> [GOAL]
Answer with one number: how many lines hold "LDRg".

> [EXERCISE MATERIALS]
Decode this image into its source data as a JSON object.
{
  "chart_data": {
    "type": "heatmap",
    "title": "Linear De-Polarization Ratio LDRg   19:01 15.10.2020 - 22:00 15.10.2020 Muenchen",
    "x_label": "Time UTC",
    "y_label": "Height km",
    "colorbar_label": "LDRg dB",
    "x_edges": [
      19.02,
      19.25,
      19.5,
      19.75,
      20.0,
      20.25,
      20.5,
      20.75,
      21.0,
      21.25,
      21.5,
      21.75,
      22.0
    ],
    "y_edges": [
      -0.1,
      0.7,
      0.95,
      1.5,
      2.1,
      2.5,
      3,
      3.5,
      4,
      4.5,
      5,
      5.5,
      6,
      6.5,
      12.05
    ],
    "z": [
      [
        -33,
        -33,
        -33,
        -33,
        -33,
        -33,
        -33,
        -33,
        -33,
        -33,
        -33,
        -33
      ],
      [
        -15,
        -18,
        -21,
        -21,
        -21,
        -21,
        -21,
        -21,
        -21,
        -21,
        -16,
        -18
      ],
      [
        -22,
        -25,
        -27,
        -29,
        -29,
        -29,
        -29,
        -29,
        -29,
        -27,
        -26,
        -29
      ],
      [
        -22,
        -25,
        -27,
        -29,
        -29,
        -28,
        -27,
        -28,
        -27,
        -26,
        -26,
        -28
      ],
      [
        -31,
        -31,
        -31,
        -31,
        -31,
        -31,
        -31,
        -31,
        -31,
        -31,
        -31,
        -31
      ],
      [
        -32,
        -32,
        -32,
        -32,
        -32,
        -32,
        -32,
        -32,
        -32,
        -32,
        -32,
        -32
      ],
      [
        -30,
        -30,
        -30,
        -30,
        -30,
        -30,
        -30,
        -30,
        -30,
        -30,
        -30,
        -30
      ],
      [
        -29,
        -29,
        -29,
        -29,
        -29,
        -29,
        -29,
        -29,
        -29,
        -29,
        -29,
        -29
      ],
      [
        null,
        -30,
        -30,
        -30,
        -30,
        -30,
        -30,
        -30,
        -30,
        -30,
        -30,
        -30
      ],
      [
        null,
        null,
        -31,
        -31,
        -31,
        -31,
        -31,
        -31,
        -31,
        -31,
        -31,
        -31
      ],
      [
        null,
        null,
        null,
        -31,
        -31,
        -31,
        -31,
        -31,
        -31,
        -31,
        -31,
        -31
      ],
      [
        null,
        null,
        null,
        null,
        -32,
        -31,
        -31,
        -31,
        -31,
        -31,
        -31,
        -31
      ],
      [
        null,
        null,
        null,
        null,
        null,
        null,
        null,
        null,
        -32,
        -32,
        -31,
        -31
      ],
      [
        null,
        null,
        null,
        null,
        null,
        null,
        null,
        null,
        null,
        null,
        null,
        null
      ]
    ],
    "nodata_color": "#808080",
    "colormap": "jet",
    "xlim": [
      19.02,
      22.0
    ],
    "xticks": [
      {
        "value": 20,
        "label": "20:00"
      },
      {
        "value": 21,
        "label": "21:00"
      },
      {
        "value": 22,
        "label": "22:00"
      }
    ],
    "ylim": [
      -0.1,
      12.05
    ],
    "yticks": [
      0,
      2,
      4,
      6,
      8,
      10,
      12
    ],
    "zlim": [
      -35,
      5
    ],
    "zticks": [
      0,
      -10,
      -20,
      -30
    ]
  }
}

> [TASK OUTPUT]
2